* [Short exercise]
Answer with one number: how many lines hold "ПРОФЕСІЙНА".

—————

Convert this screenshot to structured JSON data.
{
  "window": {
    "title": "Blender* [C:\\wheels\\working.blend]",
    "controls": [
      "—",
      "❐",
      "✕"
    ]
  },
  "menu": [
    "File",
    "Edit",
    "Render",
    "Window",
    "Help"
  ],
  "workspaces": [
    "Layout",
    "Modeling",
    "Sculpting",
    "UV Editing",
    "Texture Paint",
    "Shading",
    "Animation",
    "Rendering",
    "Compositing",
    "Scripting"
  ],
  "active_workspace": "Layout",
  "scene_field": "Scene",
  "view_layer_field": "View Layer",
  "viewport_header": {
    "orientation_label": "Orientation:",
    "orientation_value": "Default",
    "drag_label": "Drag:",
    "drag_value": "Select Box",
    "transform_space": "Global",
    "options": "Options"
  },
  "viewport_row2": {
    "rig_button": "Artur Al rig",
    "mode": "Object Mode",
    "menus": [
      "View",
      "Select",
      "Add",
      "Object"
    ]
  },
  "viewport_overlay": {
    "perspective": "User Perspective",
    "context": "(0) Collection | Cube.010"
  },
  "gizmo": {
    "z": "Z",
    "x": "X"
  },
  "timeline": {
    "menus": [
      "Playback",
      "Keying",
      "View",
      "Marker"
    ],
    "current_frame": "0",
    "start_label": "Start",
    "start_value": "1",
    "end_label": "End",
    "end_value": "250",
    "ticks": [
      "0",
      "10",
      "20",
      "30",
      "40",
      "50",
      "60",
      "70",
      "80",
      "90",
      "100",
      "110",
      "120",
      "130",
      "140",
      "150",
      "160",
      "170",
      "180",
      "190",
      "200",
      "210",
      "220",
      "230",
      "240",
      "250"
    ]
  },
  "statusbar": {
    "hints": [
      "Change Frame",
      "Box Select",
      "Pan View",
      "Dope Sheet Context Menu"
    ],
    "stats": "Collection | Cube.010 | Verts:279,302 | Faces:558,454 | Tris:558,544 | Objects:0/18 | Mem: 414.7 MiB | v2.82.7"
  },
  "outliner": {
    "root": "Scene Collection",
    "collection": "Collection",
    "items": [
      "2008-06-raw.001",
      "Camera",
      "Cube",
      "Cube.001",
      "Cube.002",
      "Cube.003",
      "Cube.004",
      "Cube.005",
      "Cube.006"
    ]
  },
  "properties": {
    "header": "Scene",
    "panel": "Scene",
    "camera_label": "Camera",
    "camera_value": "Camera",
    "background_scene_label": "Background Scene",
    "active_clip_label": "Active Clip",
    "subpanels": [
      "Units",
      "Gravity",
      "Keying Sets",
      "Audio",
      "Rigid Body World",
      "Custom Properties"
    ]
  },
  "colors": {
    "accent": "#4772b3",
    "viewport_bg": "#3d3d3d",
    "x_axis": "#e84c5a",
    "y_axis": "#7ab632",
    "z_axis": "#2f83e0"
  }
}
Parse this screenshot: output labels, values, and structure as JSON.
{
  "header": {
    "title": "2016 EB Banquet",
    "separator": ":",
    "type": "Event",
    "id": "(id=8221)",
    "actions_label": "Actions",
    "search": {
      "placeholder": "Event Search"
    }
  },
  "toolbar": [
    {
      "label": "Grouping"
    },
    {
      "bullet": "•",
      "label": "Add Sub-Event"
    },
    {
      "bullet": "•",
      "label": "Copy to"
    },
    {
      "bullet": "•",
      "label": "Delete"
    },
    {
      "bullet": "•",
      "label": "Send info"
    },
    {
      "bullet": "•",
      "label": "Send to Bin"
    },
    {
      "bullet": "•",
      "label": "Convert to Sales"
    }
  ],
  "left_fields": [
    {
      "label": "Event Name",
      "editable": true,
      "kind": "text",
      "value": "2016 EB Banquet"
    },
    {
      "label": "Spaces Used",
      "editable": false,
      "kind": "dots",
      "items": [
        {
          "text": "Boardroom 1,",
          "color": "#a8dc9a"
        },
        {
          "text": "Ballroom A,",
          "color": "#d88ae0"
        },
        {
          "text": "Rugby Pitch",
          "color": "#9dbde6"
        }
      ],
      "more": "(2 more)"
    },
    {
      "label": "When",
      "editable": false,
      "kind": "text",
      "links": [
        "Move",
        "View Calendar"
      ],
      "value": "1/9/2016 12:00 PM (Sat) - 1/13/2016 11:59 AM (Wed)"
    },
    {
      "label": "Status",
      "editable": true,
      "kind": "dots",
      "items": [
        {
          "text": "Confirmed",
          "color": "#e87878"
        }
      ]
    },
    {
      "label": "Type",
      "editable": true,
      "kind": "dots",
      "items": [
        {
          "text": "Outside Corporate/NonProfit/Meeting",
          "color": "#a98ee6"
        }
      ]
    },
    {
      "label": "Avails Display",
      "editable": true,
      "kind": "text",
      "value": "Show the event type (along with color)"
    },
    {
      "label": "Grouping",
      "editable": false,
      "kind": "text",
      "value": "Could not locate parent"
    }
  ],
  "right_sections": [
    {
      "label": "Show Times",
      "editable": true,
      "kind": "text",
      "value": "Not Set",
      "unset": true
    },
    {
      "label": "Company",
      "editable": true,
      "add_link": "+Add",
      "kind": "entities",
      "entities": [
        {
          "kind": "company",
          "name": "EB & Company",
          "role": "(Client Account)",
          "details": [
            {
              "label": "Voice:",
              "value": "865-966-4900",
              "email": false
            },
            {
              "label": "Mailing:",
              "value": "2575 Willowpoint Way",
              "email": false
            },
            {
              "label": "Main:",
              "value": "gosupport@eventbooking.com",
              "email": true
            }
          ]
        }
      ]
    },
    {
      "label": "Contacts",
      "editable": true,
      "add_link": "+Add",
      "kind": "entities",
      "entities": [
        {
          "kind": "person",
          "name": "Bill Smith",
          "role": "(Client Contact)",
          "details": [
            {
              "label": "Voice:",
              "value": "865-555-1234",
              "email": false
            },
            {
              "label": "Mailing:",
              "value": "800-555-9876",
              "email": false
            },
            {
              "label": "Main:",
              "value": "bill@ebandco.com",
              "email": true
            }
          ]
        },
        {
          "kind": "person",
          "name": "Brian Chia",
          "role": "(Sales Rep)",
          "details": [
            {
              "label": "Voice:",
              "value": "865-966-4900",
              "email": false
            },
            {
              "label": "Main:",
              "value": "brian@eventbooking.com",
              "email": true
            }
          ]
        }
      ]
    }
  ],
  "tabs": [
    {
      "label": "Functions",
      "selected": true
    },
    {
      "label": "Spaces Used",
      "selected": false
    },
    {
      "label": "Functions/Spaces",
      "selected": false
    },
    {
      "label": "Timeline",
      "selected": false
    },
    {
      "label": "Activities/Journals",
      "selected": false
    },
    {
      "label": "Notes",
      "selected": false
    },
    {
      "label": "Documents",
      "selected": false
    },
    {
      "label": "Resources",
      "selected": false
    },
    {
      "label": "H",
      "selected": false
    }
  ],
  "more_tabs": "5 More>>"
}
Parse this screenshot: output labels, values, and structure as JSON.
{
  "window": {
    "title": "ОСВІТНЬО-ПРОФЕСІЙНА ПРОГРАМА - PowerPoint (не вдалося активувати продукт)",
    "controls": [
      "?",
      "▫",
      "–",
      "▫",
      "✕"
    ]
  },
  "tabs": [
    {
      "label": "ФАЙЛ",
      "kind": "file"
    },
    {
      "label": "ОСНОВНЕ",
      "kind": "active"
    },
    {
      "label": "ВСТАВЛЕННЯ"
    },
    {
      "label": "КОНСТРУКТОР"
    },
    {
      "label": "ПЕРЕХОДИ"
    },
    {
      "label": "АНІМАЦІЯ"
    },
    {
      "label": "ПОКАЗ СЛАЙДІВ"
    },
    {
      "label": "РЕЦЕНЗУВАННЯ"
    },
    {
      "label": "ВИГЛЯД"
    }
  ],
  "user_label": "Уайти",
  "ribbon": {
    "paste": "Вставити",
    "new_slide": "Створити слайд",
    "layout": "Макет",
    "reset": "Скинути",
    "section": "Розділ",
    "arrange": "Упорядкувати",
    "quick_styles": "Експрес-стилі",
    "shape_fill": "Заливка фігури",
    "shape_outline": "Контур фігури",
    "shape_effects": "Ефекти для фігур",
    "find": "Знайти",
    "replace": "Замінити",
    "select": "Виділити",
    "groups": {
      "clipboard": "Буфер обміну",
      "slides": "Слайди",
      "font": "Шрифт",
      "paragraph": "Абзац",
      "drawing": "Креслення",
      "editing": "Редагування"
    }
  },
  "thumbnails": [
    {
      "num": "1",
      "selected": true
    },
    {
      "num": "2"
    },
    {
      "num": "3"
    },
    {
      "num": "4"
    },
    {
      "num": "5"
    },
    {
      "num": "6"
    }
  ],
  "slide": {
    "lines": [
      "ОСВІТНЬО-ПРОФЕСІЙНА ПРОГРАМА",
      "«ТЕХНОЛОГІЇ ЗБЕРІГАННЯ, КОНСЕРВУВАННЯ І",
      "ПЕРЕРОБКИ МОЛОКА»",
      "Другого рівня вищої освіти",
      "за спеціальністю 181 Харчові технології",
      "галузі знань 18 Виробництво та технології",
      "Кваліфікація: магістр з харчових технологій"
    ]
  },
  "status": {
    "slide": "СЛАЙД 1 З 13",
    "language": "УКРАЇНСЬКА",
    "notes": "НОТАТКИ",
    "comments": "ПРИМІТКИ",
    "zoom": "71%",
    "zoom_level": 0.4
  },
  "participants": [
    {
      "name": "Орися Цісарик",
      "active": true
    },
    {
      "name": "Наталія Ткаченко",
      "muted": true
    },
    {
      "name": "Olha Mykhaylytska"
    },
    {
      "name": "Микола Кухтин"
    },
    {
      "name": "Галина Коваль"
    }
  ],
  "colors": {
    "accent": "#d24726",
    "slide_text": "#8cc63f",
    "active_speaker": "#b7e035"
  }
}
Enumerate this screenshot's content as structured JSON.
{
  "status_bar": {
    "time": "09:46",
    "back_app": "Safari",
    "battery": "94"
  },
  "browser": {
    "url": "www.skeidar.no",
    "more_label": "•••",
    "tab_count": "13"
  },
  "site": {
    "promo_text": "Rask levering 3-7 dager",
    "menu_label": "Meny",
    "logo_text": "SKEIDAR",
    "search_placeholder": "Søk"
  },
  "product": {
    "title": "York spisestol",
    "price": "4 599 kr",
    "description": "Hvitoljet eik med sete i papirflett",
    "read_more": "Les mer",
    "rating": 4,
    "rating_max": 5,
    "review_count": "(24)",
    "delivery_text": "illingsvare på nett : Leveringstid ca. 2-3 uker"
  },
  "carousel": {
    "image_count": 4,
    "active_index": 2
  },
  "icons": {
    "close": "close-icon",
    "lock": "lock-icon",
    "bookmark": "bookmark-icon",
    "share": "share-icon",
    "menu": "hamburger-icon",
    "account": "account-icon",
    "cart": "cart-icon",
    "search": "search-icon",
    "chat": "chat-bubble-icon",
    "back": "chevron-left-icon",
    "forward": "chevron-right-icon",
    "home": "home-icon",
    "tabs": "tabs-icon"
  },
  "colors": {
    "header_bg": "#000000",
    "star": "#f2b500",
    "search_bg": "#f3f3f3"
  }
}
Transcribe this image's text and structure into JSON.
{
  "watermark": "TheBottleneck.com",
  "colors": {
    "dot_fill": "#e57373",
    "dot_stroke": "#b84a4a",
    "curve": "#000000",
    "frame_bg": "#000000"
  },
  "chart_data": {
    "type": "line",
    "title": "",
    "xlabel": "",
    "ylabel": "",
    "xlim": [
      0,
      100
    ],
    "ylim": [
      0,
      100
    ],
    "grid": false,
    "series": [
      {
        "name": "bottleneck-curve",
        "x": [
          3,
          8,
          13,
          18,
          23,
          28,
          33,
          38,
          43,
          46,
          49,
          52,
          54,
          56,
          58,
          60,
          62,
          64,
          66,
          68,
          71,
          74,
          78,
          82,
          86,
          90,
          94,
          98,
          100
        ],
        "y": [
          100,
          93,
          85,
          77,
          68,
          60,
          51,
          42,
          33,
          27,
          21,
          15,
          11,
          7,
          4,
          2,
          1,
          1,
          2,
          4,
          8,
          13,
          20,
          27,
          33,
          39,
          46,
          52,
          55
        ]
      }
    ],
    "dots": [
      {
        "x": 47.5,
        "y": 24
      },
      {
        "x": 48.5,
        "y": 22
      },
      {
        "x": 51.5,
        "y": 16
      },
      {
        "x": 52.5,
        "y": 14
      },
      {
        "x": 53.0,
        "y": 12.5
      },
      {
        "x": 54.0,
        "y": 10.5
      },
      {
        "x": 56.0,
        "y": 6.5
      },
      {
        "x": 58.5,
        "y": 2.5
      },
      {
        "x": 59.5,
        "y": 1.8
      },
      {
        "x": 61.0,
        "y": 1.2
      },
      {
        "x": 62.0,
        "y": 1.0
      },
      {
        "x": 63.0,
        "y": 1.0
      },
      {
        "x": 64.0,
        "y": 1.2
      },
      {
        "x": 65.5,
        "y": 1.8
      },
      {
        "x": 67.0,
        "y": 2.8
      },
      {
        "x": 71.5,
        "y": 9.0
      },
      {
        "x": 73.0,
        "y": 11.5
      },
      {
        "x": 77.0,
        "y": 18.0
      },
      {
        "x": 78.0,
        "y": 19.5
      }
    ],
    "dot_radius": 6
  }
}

—————

* [Response to this exercise]
2